Dataset extract:

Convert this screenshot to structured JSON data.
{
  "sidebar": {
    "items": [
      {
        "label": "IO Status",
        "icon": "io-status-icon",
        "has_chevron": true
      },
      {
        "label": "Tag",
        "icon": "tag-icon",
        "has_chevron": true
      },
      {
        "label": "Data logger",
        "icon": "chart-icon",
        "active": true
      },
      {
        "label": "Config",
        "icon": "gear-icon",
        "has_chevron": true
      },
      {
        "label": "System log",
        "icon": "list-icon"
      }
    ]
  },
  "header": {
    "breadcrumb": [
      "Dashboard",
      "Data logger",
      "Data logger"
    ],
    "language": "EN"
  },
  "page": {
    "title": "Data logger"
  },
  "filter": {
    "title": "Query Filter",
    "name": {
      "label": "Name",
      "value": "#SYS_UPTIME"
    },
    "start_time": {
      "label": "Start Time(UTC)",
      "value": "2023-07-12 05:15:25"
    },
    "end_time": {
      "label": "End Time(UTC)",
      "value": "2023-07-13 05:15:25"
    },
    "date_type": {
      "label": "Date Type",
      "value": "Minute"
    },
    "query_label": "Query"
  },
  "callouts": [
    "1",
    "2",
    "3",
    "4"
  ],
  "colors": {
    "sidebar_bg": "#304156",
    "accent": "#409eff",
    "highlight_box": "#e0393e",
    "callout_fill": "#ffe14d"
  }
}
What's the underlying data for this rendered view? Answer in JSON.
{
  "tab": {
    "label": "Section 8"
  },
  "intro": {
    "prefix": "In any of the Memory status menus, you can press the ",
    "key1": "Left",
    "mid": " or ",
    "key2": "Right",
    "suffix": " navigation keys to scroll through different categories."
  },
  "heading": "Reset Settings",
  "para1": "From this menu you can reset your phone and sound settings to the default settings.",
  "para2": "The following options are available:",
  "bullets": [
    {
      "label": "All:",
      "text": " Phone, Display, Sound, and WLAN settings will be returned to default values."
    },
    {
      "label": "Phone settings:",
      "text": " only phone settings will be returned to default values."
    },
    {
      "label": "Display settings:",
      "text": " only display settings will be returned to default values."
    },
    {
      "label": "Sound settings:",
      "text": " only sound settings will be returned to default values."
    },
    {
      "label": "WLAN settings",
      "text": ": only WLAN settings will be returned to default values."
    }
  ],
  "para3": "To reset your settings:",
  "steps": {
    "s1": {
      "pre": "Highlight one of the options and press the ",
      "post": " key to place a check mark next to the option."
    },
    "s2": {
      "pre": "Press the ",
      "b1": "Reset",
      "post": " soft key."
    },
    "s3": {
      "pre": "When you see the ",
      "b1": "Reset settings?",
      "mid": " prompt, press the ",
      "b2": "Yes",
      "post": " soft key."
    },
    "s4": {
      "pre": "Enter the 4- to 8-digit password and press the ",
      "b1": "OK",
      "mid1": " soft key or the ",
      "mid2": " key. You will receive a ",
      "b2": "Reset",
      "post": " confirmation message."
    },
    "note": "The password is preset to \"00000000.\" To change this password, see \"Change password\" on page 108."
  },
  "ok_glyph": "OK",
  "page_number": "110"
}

Stated goal:
Type out the material again exactly as presented.

Exercise output:
Convert this screenshot to structured JSON data.
{
  "sidebar": {
    "items": [
      {
        "label": "IO Status",
        "icon": "io-status-icon",
        "has_chevron": true
      },
      {
        "label": "Tag",
        "icon": "tag-icon",
        "has_chevron": true
      },
      {
        "label": "Data logger",
        "icon": "chart-icon",
        "active": true
      },
      {
        "label": "Config",
        "icon": "gear-icon",
        "has_chevron": true
      },
      {
        "label": "System log",
        "icon": "list-icon"
      }
    ]
  },
  "header": {
    "breadcrumb": [
      "Dashboard",
      "Data logger",
      "Data logger"
    ],
    "language": "EN"
  },
  "page": {
    "title": "Data logger"
  },
  "filter": {
    "title": "Query Filter",
    "name": {
      "label": "Name",
      "value": "#SYS_UPTIME"
    },
    "start_time": {
      "label": "Start Time(UTC)",
      "value": "2023-07-12 05:15:25"
    },
    "end_time": {
      "label": "End Time(UTC)",
      "value": "2023-07-13 05:15:25"
    },
    "date_type": {
      "label": "Date Type",
      "value": "Minute"
    },
    "query_label": "Query"
  },
  "callouts": [
    "1",
    "2",
    "3",
    "4"
  ],
  "colors": {
    "sidebar_bg": "#304156",
    "accent": "#409eff",
    "highlight_box": "#e0393e",
    "callout_fill": "#ffe14d"
  }
}
What's the underlying data for this rendered view? Answer in JSON.
{
  "tab": {
    "label": "Section 8"
  },
  "intro": {
    "prefix": "In any of the Memory status menus, you can press the ",
    "key1": "Left",
    "mid": " or ",
    "key2": "Right",
    "suffix": " navigation keys to scroll through different categories."
  },
  "heading": "Reset Settings",
  "para1": "From this menu you can reset your phone and sound settings to the default settings.",
  "para2": "The following options are available:",
  "bullets": [
    {
      "label": "All:",
      "text": " Phone, Display, Sound, and WLAN settings will be returned to default values."
    },
    {
      "label": "Phone settings:",
      "text": " only phone settings will be returned to default values."
    },
    {
      "label": "Display settings:",
      "text": " only display settings will be returned to default values."
    },
    {
      "label": "Sound settings:",
      "text": " only sound settings will be returned to default values."
    },
    {
      "label": "WLAN settings",
      "text": ": only WLAN settings will be returned to default values."
    }
  ],
  "para3": "To reset your settings:",
  "steps": {
    "s1": {
      "pre": "Highlight one of the options and press the ",
      "post": " key to place a check mark next to the option."
    },
    "s2": {
      "pre": "Press the ",
      "b1": "Reset",
      "post": " soft key."
    },
    "s3": {
      "pre": "When you see the ",
      "b1": "Reset settings?",
      "mid": " prompt, press the ",
      "b2": "Yes",
      "post": " soft key."
    },
    "s4": {
      "pre": "Enter the 4- to 8-digit password and press the ",
      "b1": "OK",
      "mid1": " soft key or the ",
      "mid2": " key. You will receive a ",
      "b2": "Reset",
      "post": " confirmation message."
    },
    "note": "The password is preset to \"00000000.\" To change this password, see \"Change password\" on page 108."
  },
  "ok_glyph": "OK",
  "page_number": "110"
}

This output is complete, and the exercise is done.